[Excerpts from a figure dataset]
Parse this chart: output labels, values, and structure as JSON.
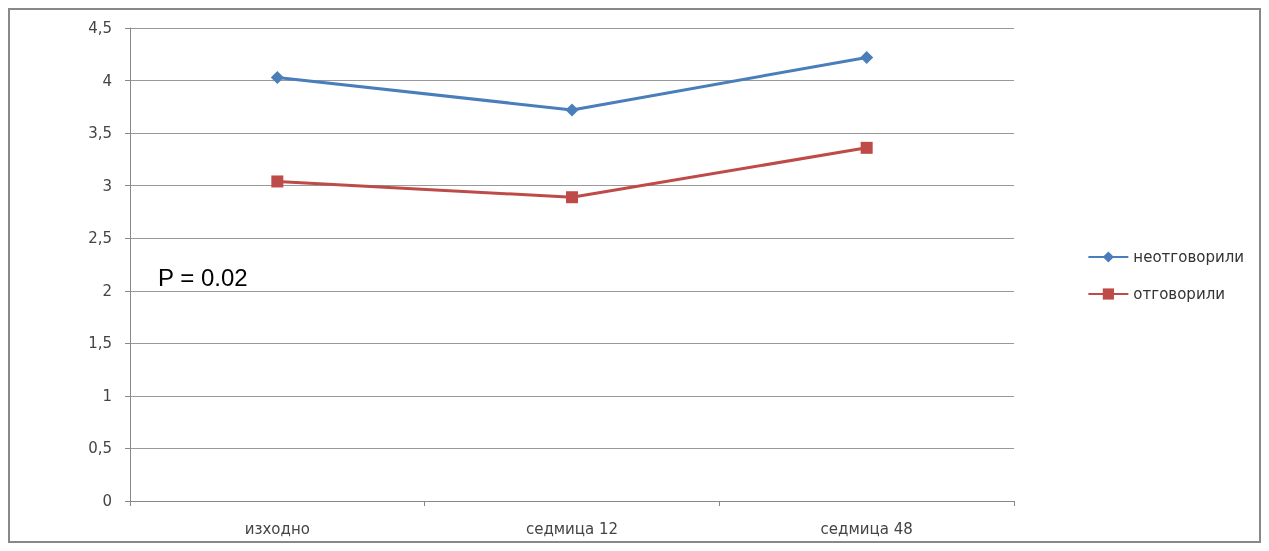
{
  "chart_data": {
    "type": "line",
    "categories": [
      "изходно",
      "седмица 12",
      "седмица 48"
    ],
    "series": [
      {
        "name": "неотговорили",
        "color": "#4a7ebb",
        "marker": "diamond",
        "values": [
          4.03,
          3.72,
          4.22
        ]
      },
      {
        "name": "отговорили",
        "color": "#be4b48",
        "marker": "square",
        "values": [
          3.04,
          2.89,
          3.36
        ]
      }
    ],
    "ylim": [
      0,
      4.5
    ],
    "yticks": [
      0,
      {
        "value": 0.5,
        "label": "0,5"
      },
      1,
      {
        "value": 1.5,
        "label": "1,5"
      },
      2,
      {
        "value": 2.5,
        "label": "2,5"
      },
      3,
      {
        "value": 3.5,
        "label": "3,5"
      },
      4,
      {
        "value": 4.5,
        "label": "4,5"
      }
    ],
    "grid": "y",
    "legend": "right",
    "line_style": "solid",
    "annotations": [
      "P = 0.02"
    ]
  }
}
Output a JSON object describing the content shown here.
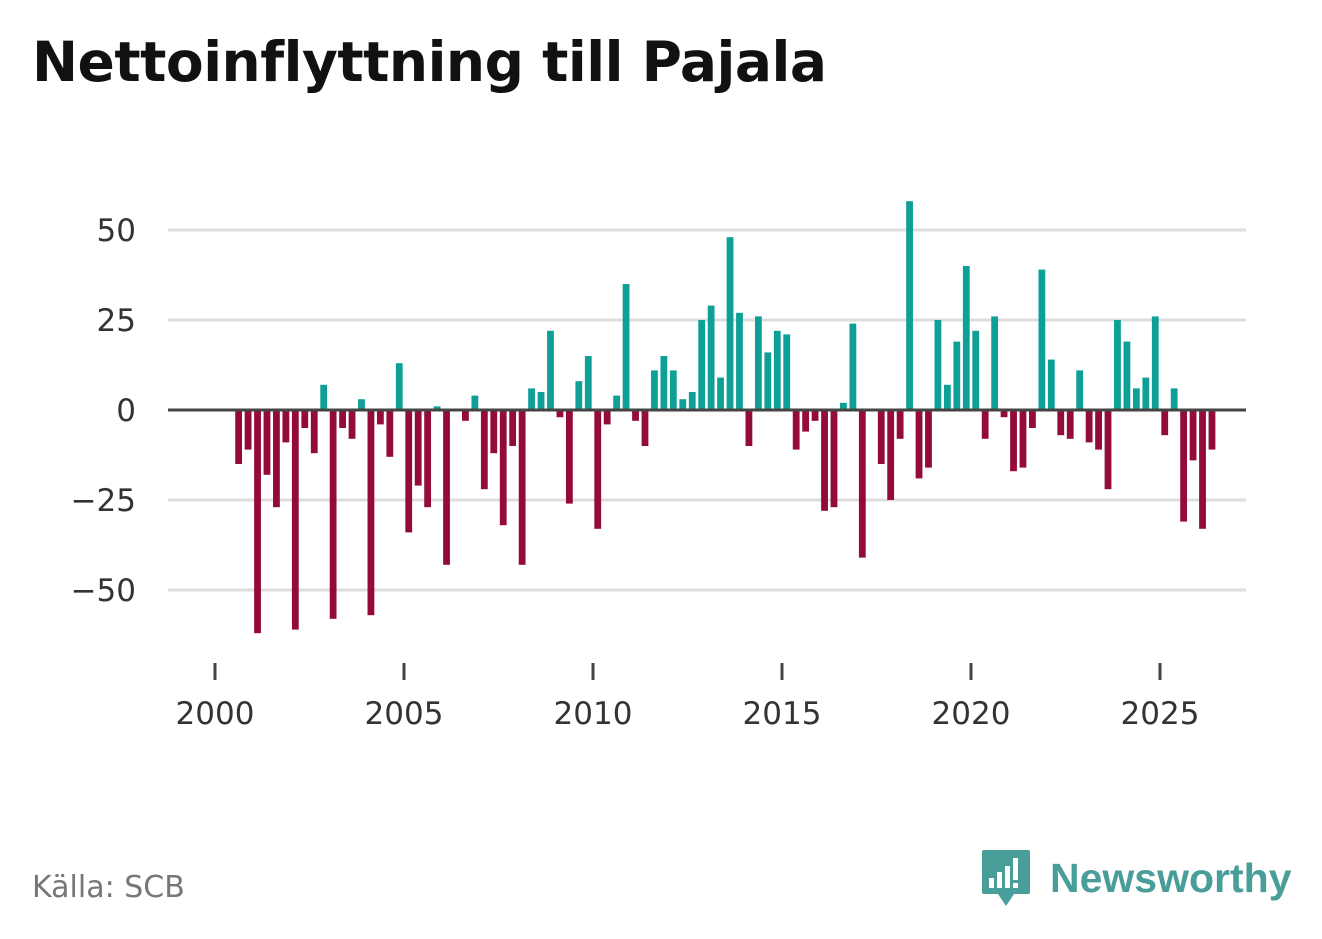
{
  "title": "Nettoinflyttning till Pajala",
  "source": "Källa: SCB",
  "brand": {
    "name": "Newsworthy",
    "icon": "newsworthy-logo-icon"
  },
  "colors": {
    "positive": "#0e9f97",
    "negative": "#930a3b",
    "grid": "#dddddd",
    "zero_line": "#444444",
    "brand": "#4a9e99"
  },
  "chart_data": {
    "type": "bar",
    "title": "Nettoinflyttning till Pajala",
    "xlabel": "",
    "ylabel": "",
    "frequency": "quarterly",
    "start_year": 2000,
    "start_quarter": 3,
    "xlim": [
      2000,
      2027
    ],
    "ylim": [
      -64,
      60
    ],
    "x_ticks": [
      2000,
      2005,
      2010,
      2015,
      2020,
      2025
    ],
    "x_tick_labels": [
      "2000",
      "2005",
      "2010",
      "2015",
      "2020",
      "2025"
    ],
    "y_ticks": [
      50,
      25,
      0,
      -25,
      -50
    ],
    "y_tick_labels": [
      "50",
      "25",
      "0",
      "−25",
      "−50"
    ],
    "grid": true,
    "values": [
      -15,
      -11,
      -62,
      -18,
      -27,
      -9,
      -61,
      -5,
      -12,
      7,
      -58,
      -5,
      -8,
      3,
      -57,
      -4,
      -13,
      13,
      -34,
      -21,
      -27,
      1,
      -43,
      0,
      -3,
      4,
      -22,
      -12,
      -32,
      -10,
      -43,
      6,
      5,
      22,
      -2,
      -26,
      8,
      15,
      -33,
      -4,
      4,
      35,
      -3,
      -10,
      11,
      15,
      11,
      3,
      5,
      25,
      29,
      9,
      48,
      27,
      -10,
      26,
      16,
      22,
      21,
      -11,
      -6,
      -3,
      -28,
      -27,
      2,
      24,
      -41,
      0,
      -15,
      -25,
      -8,
      58,
      -19,
      -16,
      25,
      7,
      19,
      40,
      22,
      -8,
      26,
      -2,
      -17,
      -16,
      -5,
      39,
      14,
      -7,
      -8,
      11,
      -9,
      -11,
      -22,
      25,
      19,
      6,
      9,
      26,
      -7,
      6,
      -31,
      -14,
      -33,
      -11
    ]
  }
}
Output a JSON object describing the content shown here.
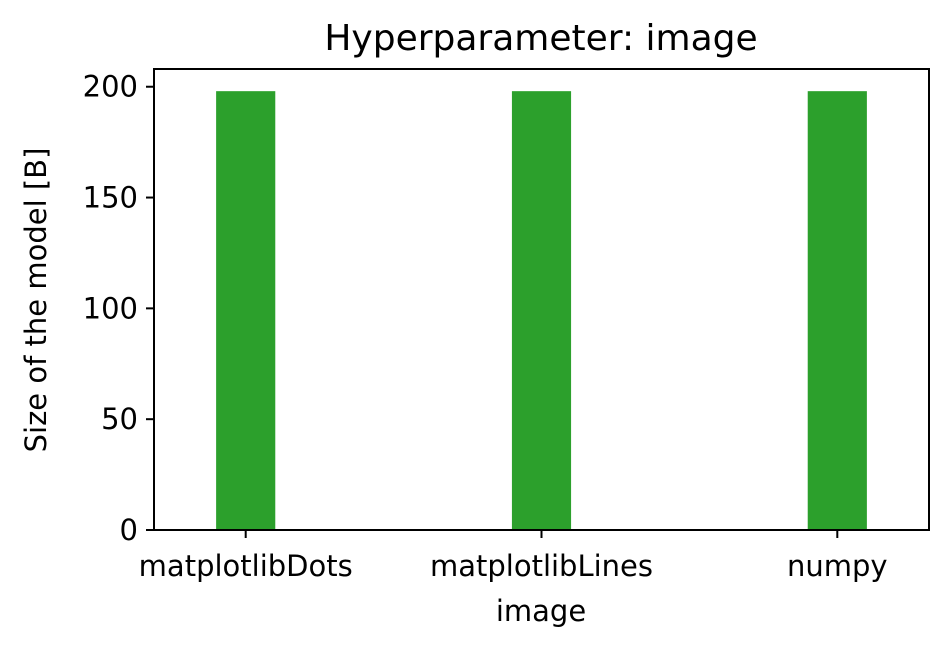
{
  "chart_data": {
    "type": "bar",
    "title": "Hyperparameter: image",
    "xlabel": "image",
    "ylabel": "Size of the model [B]",
    "categories": [
      "matplotlibDots",
      "matplotlibLines",
      "numpy"
    ],
    "series": [
      {
        "values": [
          198,
          198,
          198
        ],
        "color": "#2ca02c"
      }
    ],
    "ylim": [
      0,
      208
    ],
    "yticks": [
      0,
      50,
      100,
      150,
      200
    ],
    "grid": false,
    "legend": "none"
  }
}
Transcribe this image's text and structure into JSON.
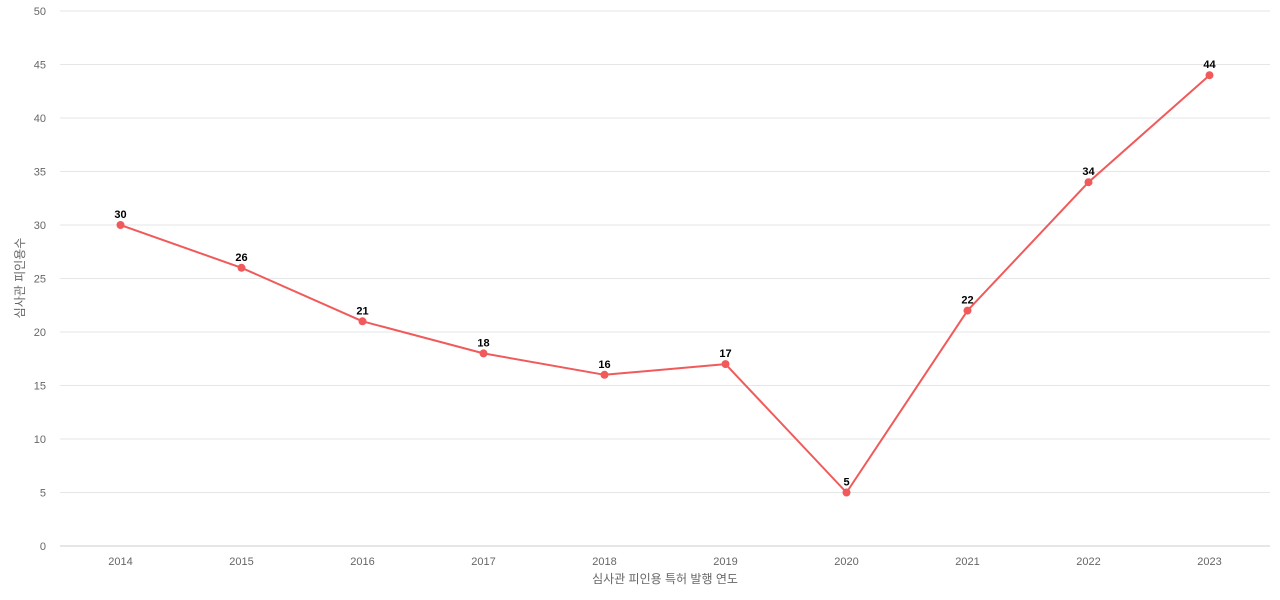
{
  "chart_data": {
    "type": "line",
    "title": "",
    "xlabel": "심사관 피인용 특허 발행 연도",
    "ylabel": "심사관 피인용수",
    "categories": [
      "2014",
      "2015",
      "2016",
      "2017",
      "2018",
      "2019",
      "2020",
      "2021",
      "2022",
      "2023"
    ],
    "series": [
      {
        "values": [
          30,
          26,
          21,
          18,
          16,
          17,
          5,
          22,
          34,
          44
        ],
        "color": "#f05a5a"
      }
    ],
    "ylim": [
      0,
      50
    ],
    "yticks": [
      "0",
      "5",
      "10",
      "15",
      "20",
      "25",
      "30",
      "35",
      "40",
      "45",
      "50"
    ],
    "grid": true,
    "legend": "none",
    "data_labels": true
  }
}
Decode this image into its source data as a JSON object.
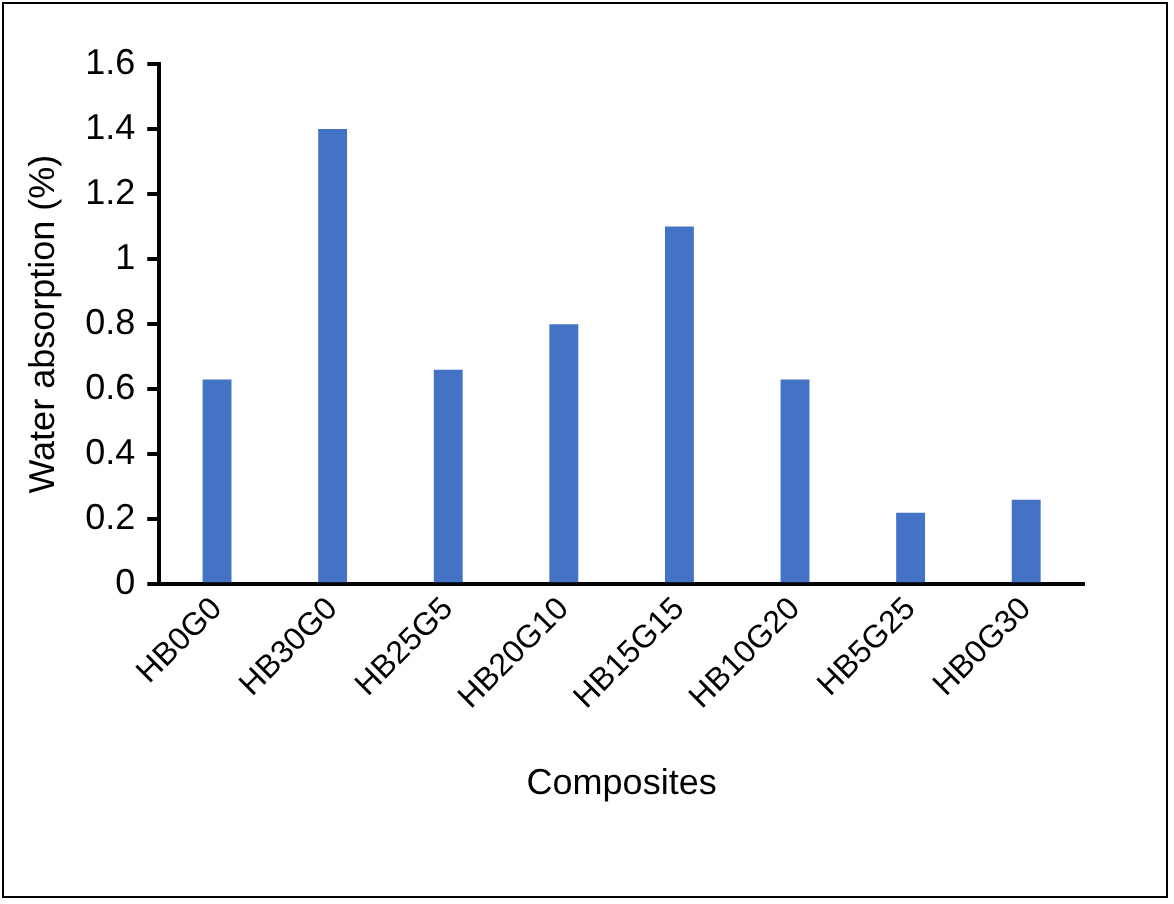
{
  "chart_data": {
    "type": "bar",
    "xlabel": "Composites",
    "ylabel": "Water absorption (%)",
    "categories": [
      "HB0G0",
      "HB30G0",
      "HB25G5",
      "HB20G10",
      "HB15G15",
      "HB10G20",
      "HB5G25",
      "HB0G30"
    ],
    "values": [
      0.63,
      1.4,
      0.66,
      0.8,
      1.1,
      0.63,
      0.22,
      0.26
    ],
    "color": "#4472c4",
    "ylim": [
      0,
      1.6
    ],
    "yticks": [
      0,
      0.2,
      0.4,
      0.6,
      0.8,
      1,
      1.2,
      1.4,
      1.6
    ],
    "grid": false,
    "legend": false
  }
}
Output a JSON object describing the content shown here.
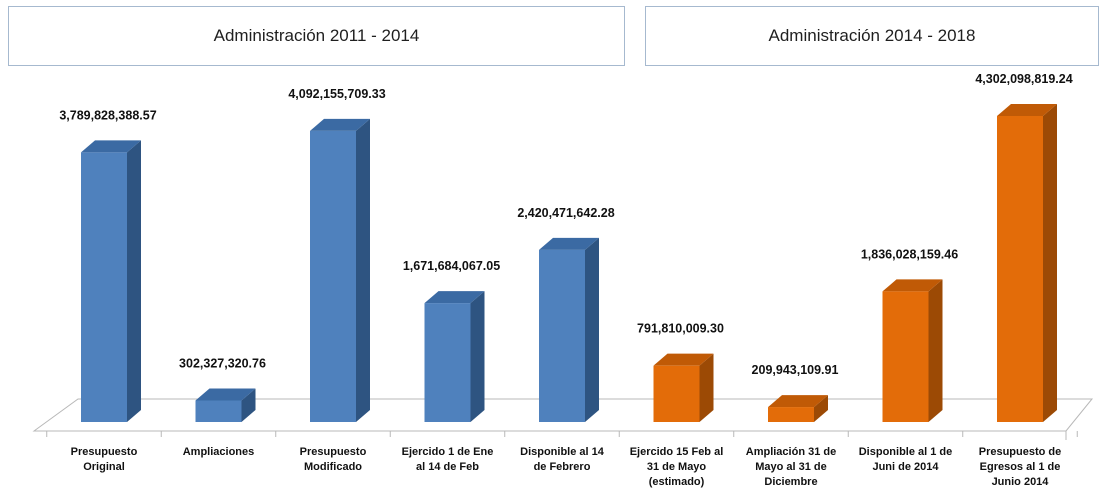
{
  "headers": {
    "left_title": "Administración 2011 - 2014",
    "right_title": "Administración 2014 - 2018"
  },
  "colors": {
    "blue_front": "#4f81bd",
    "blue_side": "#2e5481",
    "blue_top": "#3b6aa3",
    "orange_front": "#e36c09",
    "orange_side": "#9c4a05",
    "orange_top": "#c05a06"
  },
  "chart_data": {
    "type": "bar",
    "categories": [
      [
        "Presupuesto",
        "Original"
      ],
      [
        "Ampliaciones"
      ],
      [
        "Presupuesto",
        "Modificado"
      ],
      [
        "Ejercido 1 de Ene",
        "al 14 de Feb"
      ],
      [
        "Disponible al 14",
        "de Febrero"
      ],
      [
        "Ejercido 15 Feb al",
        "31 de Mayo",
        "(estimado)"
      ],
      [
        "Ampliación 31 de",
        "Mayo al 31 de",
        "Diciembre"
      ],
      [
        "Disponible al 1 de",
        "Juni de 2014"
      ],
      [
        "Presupuesto de",
        "Egresos al 1 de",
        "Junio 2014"
      ]
    ],
    "values": [
      3789828388.57,
      302327320.76,
      4092155709.33,
      1671684067.05,
      2420471642.28,
      791810009.3,
      209943109.91,
      1836028159.46,
      4302098819.24
    ],
    "value_labels": [
      "3,789,828,388.57",
      "302,327,320.76",
      "4,092,155,709.33",
      "1,671,684,067.05",
      "2,420,471,642.28",
      "791,810,009.30",
      "209,943,109.91",
      "1,836,028,159.46",
      "4,302,098,819.24"
    ],
    "series_color_group": [
      "blue",
      "blue",
      "blue",
      "blue",
      "blue",
      "orange",
      "orange",
      "orange",
      "orange"
    ],
    "ylim": [
      0,
      4302098819.24
    ],
    "grid": false,
    "legend": "none",
    "style": "3d-bar"
  }
}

__Written exercise__: Transcribe the listing in full and omit the pictures.

__Exercise output__:
Parse this chart: output labels, values, and structure as JSON.
{
  "chart_data": {
    "type": "line",
    "categories": [
      "изходно",
      "седмица 12",
      "седмица 48"
    ],
    "series": [
      {
        "name": "неотговорили",
        "color": "#4a7ebb",
        "marker": "diamond",
        "values": [
          4.03,
          3.72,
          4.22
        ]
      },
      {
        "name": "отговорили",
        "color": "#be4b48",
        "marker": "square",
        "values": [
          3.04,
          2.89,
          3.36
        ]
      }
    ],
    "ylim": [
      0,
      4.5
    ],
    "yticks": [
      0,
      {
        "value": 0.5,
        "label": "0,5"
      },
      1,
      {
        "value": 1.5,
        "label": "1,5"
      },
      2,
      {
        "value": 2.5,
        "label": "2,5"
      },
      3,
      {
        "value": 3.5,
        "label": "3,5"
      },
      4,
      {
        "value": 4.5,
        "label": "4,5"
      }
    ],
    "grid": "y",
    "legend": "right",
    "line_style": "solid",
    "annotations": [
      "P = 0.02"
    ]
  }
}
Output a JSON object describing the content shown here.
{
  "title": "Nettoinflyttning till Pajala",
  "source": "Källa: SCB",
  "brand": {
    "name": "Newsworthy",
    "icon": "newsworthy-logo-icon"
  },
  "colors": {
    "positive": "#0e9f97",
    "negative": "#930a3b",
    "grid": "#dddddd",
    "zero_line": "#444444",
    "brand": "#4a9e99"
  },
  "chart_data": {
    "type": "bar",
    "title": "Nettoinflyttning till Pajala",
    "xlabel": "",
    "ylabel": "",
    "frequency": "quarterly",
    "start_year": 2000,
    "start_quarter": 3,
    "xlim": [
      2000,
      2027
    ],
    "ylim": [
      -64,
      60
    ],
    "x_ticks": [
      2000,
      2005,
      2010,
      2015,
      2020,
      2025
    ],
    "x_tick_labels": [
      "2000",
      "2005",
      "2010",
      "2015",
      "2020",
      "2025"
    ],
    "y_ticks": [
      50,
      25,
      0,
      -25,
      -50
    ],
    "y_tick_labels": [
      "50",
      "25",
      "0",
      "−25",
      "−50"
    ],
    "grid": true,
    "values": [
      -15,
      -11,
      -62,
      -18,
      -27,
      -9,
      -61,
      -5,
      -12,
      7,
      -58,
      -5,
      -8,
      3,
      -57,
      -4,
      -13,
      13,
      -34,
      -21,
      -27,
      1,
      -43,
      0,
      -3,
      4,
      -22,
      -12,
      -32,
      -10,
      -43,
      6,
      5,
      22,
      -2,
      -26,
      8,
      15,
      -33,
      -4,
      4,
      35,
      -3,
      -10,
      11,
      15,
      11,
      3,
      5,
      25,
      29,
      9,
      48,
      27,
      -10,
      26,
      16,
      22,
      21,
      -11,
      -6,
      -3,
      -28,
      -27,
      2,
      24,
      -41,
      0,
      -15,
      -25,
      -8,
      58,
      -19,
      -16,
      25,
      7,
      19,
      40,
      22,
      -8,
      26,
      -2,
      -17,
      -16,
      -5,
      39,
      14,
      -7,
      -8,
      11,
      -9,
      -11,
      -22,
      25,
      19,
      6,
      9,
      26,
      -7,
      6,
      -31,
      -14,
      -33,
      -11
    ]
  }
}
Output a JSON object describing the content shown here.
{
  "chart_data": {
    "type": "bar",
    "title": "Hyperparameter: image",
    "xlabel": "image",
    "ylabel": "Size of the model [B]",
    "categories": [
      "matplotlibDots",
      "matplotlibLines",
      "numpy"
    ],
    "series": [
      {
        "values": [
          198,
          198,
          198
        ],
        "color": "#2ca02c"
      }
    ],
    "ylim": [
      0,
      208
    ],
    "yticks": [
      0,
      50,
      100,
      150,
      200
    ],
    "grid": false,
    "legend": "none"
  }
}
Transcribe this image's text and structure into JSON.
{
  "chart_data": {
    "type": "line",
    "title": "",
    "xlabel": "심사관 피인용 특허 발행 연도",
    "ylabel": "심사관 피인용수",
    "categories": [
      "2014",
      "2015",
      "2016",
      "2017",
      "2018",
      "2019",
      "2020",
      "2021",
      "2022",
      "2023"
    ],
    "series": [
      {
        "values": [
          30,
          26,
          21,
          18,
          16,
          17,
          5,
          22,
          34,
          44
        ],
        "color": "#f05a5a"
      }
    ],
    "ylim": [
      0,
      50
    ],
    "yticks": [
      "0",
      "5",
      "10",
      "15",
      "20",
      "25",
      "30",
      "35",
      "40",
      "45",
      "50"
    ],
    "grid": true,
    "legend": "none",
    "data_labels": true
  }
}
Decode this image into its source data as a JSON object.
{
  "chart_data": {
    "type": "bar",
    "xlabel": "Composites",
    "ylabel": "Water absorption (%)",
    "categories": [
      "HB0G0",
      "HB30G0",
      "HB25G5",
      "HB20G10",
      "HB15G15",
      "HB10G20",
      "HB5G25",
      "HB0G30"
    ],
    "values": [
      0.63,
      1.4,
      0.66,
      0.8,
      1.1,
      0.63,
      0.22,
      0.26
    ],
    "color": "#4472c4",
    "ylim": [
      0,
      1.6
    ],
    "yticks": [
      0,
      0.2,
      0.4,
      0.6,
      0.8,
      1,
      1.2,
      1.4,
      1.6
    ],
    "grid": false,
    "legend": false
  }
}
Output a JSON object describing the content shown here.
{
  "headers": {
    "left_title": "Administración 2011 - 2014",
    "right_title": "Administración 2014 - 2018"
  },
  "colors": {
    "blue_front": "#4f81bd",
    "blue_side": "#2e5481",
    "blue_top": "#3b6aa3",
    "orange_front": "#e36c09",
    "orange_side": "#9c4a05",
    "orange_top": "#c05a06"
  },
  "chart_data": {
    "type": "bar",
    "categories": [
      [
        "Presupuesto",
        "Original"
      ],
      [
        "Ampliaciones"
      ],
      [
        "Presupuesto",
        "Modificado"
      ],
      [
        "Ejercido 1 de Ene",
        "al 14 de Feb"
      ],
      [
        "Disponible al 14",
        "de Febrero"
      ],
      [
        "Ejercido 15 Feb al",
        "31 de Mayo",
        "(estimado)"
      ],
      [
        "Ampliación 31 de",
        "Mayo al 31 de",
        "Diciembre"
      ],
      [
        "Disponible al 1 de",
        "Juni de 2014"
      ],
      [
        "Presupuesto de",
        "Egresos al 1 de",
        "Junio 2014"
      ]
    ],
    "values": [
      3789828388.57,
      302327320.76,
      4092155709.33,
      1671684067.05,
      2420471642.28,
      791810009.3,
      209943109.91,
      1836028159.46,
      4302098819.24
    ],
    "value_labels": [
      "3,789,828,388.57",
      "302,327,320.76",
      "4,092,155,709.33",
      "1,671,684,067.05",
      "2,420,471,642.28",
      "791,810,009.30",
      "209,943,109.91",
      "1,836,028,159.46",
      "4,302,098,819.24"
    ],
    "series_color_group": [
      "blue",
      "blue",
      "blue",
      "blue",
      "blue",
      "orange",
      "orange",
      "orange",
      "orange"
    ],
    "ylim": [
      0,
      4302098819.24
    ],
    "grid": false,
    "legend": "none",
    "style": "3d-bar"
  }
}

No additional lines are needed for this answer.